*INSTRUCTIONS FOR THE TASK*
Spot each line that carries the word "TABLE"; copy those lines.

━━━━━━━━━━━━━━━━━━━━

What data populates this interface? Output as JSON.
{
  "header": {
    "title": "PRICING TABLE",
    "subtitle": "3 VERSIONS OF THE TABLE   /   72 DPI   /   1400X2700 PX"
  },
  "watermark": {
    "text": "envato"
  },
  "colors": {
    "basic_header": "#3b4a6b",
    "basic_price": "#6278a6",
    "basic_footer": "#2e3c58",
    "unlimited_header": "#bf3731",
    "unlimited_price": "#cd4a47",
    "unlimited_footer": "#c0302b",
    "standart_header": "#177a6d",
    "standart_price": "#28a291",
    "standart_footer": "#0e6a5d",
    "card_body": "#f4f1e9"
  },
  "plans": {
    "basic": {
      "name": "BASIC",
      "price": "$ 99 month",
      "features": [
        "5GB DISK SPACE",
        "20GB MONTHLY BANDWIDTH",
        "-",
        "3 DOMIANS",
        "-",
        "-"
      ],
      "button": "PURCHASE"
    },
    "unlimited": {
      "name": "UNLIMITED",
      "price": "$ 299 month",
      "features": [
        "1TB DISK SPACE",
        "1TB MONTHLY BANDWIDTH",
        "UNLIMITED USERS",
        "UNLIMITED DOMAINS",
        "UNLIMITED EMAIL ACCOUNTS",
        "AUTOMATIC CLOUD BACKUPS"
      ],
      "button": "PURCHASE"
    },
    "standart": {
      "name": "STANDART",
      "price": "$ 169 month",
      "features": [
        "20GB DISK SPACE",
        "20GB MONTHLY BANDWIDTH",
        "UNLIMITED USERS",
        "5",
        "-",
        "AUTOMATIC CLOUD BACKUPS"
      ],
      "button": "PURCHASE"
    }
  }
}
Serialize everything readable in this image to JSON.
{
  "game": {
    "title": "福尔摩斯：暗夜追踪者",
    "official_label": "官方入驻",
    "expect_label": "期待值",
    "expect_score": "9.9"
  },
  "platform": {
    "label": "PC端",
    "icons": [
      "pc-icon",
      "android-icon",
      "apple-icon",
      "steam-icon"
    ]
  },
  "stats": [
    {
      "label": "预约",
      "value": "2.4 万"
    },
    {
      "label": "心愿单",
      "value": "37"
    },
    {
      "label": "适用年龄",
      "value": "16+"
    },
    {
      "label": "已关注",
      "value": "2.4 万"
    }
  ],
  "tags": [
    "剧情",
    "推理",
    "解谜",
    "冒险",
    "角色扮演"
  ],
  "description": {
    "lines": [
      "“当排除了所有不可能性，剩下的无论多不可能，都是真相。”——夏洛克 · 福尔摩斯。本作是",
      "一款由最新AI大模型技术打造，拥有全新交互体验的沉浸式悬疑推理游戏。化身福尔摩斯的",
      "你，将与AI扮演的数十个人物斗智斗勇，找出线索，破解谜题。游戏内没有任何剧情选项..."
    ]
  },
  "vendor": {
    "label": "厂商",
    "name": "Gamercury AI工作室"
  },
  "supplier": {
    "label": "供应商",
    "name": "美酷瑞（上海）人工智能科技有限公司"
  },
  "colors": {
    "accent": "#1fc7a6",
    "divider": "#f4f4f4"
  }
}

━━━━━━━━━━━━━━━━━━━━

*EXERCISE OUTPUT*
    "title": "PRICING TABLE",
    "subtitle": "3 VERSIONS OF THE TABLE   /   72 DPI   /   1400X2700 PX"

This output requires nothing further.